[What needs to be done]
Retype the records below exactly as they appear.

Chart and figure data
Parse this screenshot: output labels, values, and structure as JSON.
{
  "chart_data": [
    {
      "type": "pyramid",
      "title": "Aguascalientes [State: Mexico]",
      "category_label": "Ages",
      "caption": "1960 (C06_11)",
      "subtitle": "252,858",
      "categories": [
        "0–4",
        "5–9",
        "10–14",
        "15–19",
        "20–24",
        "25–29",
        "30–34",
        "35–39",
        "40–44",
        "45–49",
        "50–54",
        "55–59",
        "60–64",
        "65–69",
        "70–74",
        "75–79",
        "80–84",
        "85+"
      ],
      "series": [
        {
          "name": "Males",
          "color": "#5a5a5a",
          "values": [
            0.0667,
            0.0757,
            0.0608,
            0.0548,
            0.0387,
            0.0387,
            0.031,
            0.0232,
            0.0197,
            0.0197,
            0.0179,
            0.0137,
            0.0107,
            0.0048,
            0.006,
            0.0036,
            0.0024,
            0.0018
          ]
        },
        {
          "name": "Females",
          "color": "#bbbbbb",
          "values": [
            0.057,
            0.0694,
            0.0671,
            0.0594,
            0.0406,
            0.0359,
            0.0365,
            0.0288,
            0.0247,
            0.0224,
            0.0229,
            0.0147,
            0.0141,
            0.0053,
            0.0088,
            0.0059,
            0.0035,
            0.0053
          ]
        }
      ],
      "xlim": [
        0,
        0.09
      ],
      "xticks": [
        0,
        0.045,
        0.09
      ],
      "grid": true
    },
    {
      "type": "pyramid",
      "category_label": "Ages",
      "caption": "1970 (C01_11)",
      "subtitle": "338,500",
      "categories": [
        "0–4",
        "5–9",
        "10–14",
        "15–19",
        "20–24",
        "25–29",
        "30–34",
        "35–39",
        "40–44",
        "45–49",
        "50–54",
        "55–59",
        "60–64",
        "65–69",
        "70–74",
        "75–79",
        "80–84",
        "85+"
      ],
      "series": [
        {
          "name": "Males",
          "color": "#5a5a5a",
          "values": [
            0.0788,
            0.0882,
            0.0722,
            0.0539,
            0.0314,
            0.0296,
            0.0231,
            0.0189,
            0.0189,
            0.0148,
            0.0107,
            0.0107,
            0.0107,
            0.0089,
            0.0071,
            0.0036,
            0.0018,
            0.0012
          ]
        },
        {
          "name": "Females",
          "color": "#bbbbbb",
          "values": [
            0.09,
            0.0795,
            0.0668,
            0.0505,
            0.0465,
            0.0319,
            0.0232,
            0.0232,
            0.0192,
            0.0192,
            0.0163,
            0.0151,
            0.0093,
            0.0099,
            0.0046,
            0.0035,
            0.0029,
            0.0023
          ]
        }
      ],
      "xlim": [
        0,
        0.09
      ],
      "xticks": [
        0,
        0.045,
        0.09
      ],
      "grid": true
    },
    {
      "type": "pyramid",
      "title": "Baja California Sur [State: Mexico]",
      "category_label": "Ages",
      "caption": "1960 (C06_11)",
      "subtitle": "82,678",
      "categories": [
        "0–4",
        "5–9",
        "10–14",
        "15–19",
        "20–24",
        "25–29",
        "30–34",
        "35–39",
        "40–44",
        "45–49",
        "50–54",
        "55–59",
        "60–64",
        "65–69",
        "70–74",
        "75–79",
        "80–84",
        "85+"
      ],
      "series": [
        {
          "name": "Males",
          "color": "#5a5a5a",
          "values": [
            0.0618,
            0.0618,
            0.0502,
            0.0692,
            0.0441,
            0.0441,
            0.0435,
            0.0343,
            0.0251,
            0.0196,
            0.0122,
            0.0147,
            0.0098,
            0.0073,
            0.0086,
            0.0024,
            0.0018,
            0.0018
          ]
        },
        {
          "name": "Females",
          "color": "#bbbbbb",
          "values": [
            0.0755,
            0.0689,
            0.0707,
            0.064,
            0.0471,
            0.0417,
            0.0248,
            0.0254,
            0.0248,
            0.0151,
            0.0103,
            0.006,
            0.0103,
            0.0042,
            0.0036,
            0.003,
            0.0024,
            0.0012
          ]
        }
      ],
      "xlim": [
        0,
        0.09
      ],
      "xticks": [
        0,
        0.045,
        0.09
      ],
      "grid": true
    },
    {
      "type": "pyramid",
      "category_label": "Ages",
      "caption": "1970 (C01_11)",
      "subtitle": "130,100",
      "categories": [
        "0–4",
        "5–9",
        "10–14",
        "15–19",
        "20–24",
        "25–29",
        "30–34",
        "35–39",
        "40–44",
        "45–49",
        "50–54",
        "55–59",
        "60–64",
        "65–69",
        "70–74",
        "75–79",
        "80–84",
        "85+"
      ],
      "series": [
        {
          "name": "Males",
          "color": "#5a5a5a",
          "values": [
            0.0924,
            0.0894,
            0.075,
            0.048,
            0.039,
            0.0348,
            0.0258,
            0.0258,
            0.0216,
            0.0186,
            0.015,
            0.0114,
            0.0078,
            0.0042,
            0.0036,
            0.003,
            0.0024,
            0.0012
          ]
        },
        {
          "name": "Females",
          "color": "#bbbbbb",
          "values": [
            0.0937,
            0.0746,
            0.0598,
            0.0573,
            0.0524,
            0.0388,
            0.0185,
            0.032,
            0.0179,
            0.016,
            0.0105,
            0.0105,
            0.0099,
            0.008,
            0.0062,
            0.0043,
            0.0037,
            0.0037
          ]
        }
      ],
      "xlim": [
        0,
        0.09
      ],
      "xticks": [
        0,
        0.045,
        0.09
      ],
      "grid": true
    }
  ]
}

[Answer to this task]
Parse this screenshot: output labels, values, and structure as JSON.
{
  "chart_data": [
    {
      "type": "pyramid",
      "title": "Aguascalientes [State: Mexico]",
      "category_label": "Ages",
      "caption": "1960 (C06_11)",
      "subtitle": "252,858",
      "categories": [
        "0–4",
        "5–9",
        "10–14",
        "15–19",
        "20–24",
        "25–29",
        "30–34",
        "35–39",
        "40–44",
        "45–49",
        "50–54",
        "55–59",
        "60–64",
        "65–69",
        "70–74",
        "75–79",
        "80–84",
        "85+"
      ],
      "series": [
        {
          "name": "Males",
          "color": "#5a5a5a",
          "values": [
            0.0667,
            0.0757,
            0.0608,
            0.0548,
            0.0387,
            0.0387,
            0.031,
            0.0232,
            0.0197,
            0.0197,
            0.0179,
            0.0137,
            0.0107,
            0.0048,
            0.006,
            0.0036,
            0.0024,
            0.0018
          ]
        },
        {
          "name": "Females",
          "color": "#bbbbbb",
          "values": [
            0.057,
            0.0694,
            0.0671,
            0.0594,
            0.0406,
            0.0359,
            0.0365,
            0.0288,
            0.0247,
            0.0224,
            0.0229,
            0.0147,
            0.0141,
            0.0053,
            0.0088,
            0.0059,
            0.0035,
            0.0053
          ]
        }
      ],
      "xlim": [
        0,
        0.09
      ],
      "xticks": [
        0,
        0.045,
        0.09
      ],
      "grid": true
    },
    {
      "type": "pyramid",
      "category_label": "Ages",
      "caption": "1970 (C01_11)",
      "subtitle": "338,500",
      "categories": [
        "0–4",
        "5–9",
        "10–14",
        "15–19",
        "20–24",
        "25–29",
        "30–34",
        "35–39",
        "40–44",
        "45–49",
        "50–54",
        "55–59",
        "60–64",
        "65–69",
        "70–74",
        "75–79",
        "80–84",
        "85+"
      ],
      "series": [
        {
          "name": "Males",
          "color": "#5a5a5a",
          "values": [
            0.0788,
            0.0882,
            0.0722,
            0.0539,
            0.0314,
            0.0296,
            0.0231,
            0.0189,
            0.0189,
            0.0148,
            0.0107,
            0.0107,
            0.0107,
            0.0089,
            0.0071,
            0.0036,
            0.0018,
            0.0012
          ]
        },
        {
          "name": "Females",
          "color": "#bbbbbb",
          "values": [
            0.09,
            0.0795,
            0.0668,
            0.0505,
            0.0465,
            0.0319,
            0.0232,
            0.0232,
            0.0192,
            0.0192,
            0.0163,
            0.0151,
            0.0093,
            0.0099,
            0.0046,
            0.0035,
            0.0029,
            0.0023
          ]
        }
      ],
      "xlim": [
        0,
        0.09
      ],
      "xticks": [
        0,
        0.045,
        0.09
      ],
      "grid": true
    },
    {
      "type": "pyramid",
      "title": "Baja California Sur [State: Mexico]",
      "category_label": "Ages",
      "caption": "1960 (C06_11)",
      "subtitle": "82,678",
      "categories": [
        "0–4",
        "5–9",
        "10–14",
        "15–19",
        "20–24",
        "25–29",
        "30–34",
        "35–39",
        "40–44",
        "45–49",
        "50–54",
        "55–59",
        "60–64",
        "65–69",
        "70–74",
        "75–79",
        "80–84",
        "85+"
      ],
      "series": [
        {
          "name": "Males",
          "color": "#5a5a5a",
          "values": [
            0.0618,
            0.0618,
            0.0502,
            0.0692,
            0.0441,
            0.0441,
            0.0435,
            0.0343,
            0.0251,
            0.0196,
            0.0122,
            0.0147,
            0.0098,
            0.0073,
            0.0086,
            0.0024,
            0.0018,
            0.0018
          ]
        },
        {
          "name": "Females",
          "color": "#bbbbbb",
          "values": [
            0.0755,
            0.0689,
            0.0707,
            0.064,
            0.0471,
            0.0417,
            0.0248,
            0.0254,
            0.0248,
            0.0151,
            0.0103,
            0.006,
            0.0103,
            0.0042,
            0.0036,
            0.003,
            0.0024,
            0.0012
          ]
        }
      ],
      "xlim": [
        0,
        0.09
      ],
      "xticks": [
        0,
        0.045,
        0.09
      ],
      "grid": true
    },
    {
      "type": "pyramid",
      "category_label": "Ages",
      "caption": "1970 (C01_11)",
      "subtitle": "130,100",
      "categories": [
        "0–4",
        "5–9",
        "10–14",
        "15–19",
        "20–24",
        "25–29",
        "30–34",
        "35–39",
        "40–44",
        "45–49",
        "50–54",
        "55–59",
        "60–64",
        "65–69",
        "70–74",
        "75–79",
        "80–84",
        "85+"
      ],
      "series": [
        {
          "name": "Males",
          "color": "#5a5a5a",
          "values": [
            0.0924,
            0.0894,
            0.075,
            0.048,
            0.039,
            0.0348,
            0.0258,
            0.0258,
            0.0216,
            0.0186,
            0.015,
            0.0114,
            0.0078,
            0.0042,
            0.0036,
            0.003,
            0.0024,
            0.0012
          ]
        },
        {
          "name": "Females",
          "color": "#bbbbbb",
          "values": [
            0.0937,
            0.0746,
            0.0598,
            0.0573,
            0.0524,
            0.0388,
            0.0185,
            0.032,
            0.0179,
            0.016,
            0.0105,
            0.0105,
            0.0099,
            0.008,
            0.0062,
            0.0043,
            0.0037,
            0.0037
          ]
        }
      ],
      "xlim": [
        0,
        0.09
      ],
      "xticks": [
        0,
        0.045,
        0.09
      ],
      "grid": true
    }
  ]
}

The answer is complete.